Extracts from a graphics dataset
◇ ◇ ◇ ◇ ◇ ◇ ◇

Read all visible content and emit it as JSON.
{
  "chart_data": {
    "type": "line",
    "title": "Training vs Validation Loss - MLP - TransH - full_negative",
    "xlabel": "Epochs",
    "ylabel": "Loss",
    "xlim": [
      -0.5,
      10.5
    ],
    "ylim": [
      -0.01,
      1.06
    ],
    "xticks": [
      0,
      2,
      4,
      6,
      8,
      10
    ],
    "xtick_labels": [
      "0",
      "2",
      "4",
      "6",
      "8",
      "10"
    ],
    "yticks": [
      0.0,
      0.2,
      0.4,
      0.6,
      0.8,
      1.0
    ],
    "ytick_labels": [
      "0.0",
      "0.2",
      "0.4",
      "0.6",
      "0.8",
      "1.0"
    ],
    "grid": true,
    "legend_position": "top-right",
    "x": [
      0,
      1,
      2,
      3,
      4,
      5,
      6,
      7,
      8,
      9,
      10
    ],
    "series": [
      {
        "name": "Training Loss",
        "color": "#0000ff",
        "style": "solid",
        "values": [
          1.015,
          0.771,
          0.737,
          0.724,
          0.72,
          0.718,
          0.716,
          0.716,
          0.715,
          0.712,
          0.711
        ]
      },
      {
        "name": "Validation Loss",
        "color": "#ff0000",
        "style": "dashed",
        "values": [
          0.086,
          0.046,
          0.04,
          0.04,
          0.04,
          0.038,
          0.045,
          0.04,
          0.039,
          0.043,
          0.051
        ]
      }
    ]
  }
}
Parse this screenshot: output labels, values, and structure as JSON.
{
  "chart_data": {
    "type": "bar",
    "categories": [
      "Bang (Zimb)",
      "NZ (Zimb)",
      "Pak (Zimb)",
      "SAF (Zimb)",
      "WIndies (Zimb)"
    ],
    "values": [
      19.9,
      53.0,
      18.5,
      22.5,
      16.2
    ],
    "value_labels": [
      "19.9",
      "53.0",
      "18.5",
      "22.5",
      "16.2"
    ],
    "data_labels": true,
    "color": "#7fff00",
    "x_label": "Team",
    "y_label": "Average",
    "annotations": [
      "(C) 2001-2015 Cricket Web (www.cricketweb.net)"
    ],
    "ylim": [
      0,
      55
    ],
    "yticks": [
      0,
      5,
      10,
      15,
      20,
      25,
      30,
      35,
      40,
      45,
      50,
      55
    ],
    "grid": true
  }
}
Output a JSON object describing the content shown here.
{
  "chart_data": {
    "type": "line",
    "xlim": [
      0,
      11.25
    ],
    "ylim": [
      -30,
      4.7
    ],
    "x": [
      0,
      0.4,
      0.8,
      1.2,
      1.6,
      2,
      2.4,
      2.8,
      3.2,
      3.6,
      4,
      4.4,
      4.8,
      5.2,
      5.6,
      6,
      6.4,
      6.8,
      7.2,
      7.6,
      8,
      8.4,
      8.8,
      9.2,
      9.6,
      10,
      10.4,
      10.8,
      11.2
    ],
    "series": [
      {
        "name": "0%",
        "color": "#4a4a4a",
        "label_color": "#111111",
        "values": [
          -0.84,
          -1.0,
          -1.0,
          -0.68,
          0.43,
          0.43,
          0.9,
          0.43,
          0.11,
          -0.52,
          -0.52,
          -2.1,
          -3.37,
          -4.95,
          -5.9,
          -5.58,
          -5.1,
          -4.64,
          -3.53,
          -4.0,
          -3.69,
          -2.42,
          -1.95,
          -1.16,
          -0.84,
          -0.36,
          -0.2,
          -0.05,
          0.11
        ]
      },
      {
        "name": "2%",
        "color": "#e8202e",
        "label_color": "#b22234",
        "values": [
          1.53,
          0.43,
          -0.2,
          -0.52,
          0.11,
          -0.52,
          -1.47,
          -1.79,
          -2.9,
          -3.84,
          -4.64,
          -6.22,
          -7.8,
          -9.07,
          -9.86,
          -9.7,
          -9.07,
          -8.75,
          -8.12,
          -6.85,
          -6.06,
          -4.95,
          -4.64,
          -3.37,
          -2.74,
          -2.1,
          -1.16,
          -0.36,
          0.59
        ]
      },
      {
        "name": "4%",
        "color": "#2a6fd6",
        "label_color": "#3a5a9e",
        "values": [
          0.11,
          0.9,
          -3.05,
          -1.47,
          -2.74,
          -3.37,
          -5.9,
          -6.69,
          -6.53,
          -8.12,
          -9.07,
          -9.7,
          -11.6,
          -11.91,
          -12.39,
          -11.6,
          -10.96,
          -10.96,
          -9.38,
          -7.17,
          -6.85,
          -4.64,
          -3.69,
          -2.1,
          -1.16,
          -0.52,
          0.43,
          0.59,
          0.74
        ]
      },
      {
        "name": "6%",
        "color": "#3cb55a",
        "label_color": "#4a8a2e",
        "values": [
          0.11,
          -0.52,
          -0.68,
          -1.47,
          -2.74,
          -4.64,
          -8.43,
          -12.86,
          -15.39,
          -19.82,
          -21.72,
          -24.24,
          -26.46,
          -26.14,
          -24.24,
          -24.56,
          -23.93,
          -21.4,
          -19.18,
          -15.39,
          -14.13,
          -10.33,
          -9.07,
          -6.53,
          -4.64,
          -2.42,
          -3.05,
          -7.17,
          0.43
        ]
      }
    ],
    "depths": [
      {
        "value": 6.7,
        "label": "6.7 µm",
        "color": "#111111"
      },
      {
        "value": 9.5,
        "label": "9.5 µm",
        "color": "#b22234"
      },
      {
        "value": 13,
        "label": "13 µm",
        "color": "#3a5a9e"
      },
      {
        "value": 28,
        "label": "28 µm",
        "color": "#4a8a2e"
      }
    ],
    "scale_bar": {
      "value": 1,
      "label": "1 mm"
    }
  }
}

◇ ◇ ◇ ◇ ◇ ◇ ◇

■ WORK TO BE COMPLETED ■
Find the word "name" in the entries, and copy every line it shows up in.

■ THE OUTPUT ■
        "name": "Training Loss",
        "name": "Validation Loss",
        "name": "0%",
        "name": "2%",
        "name": "4%",
        "name": "6%",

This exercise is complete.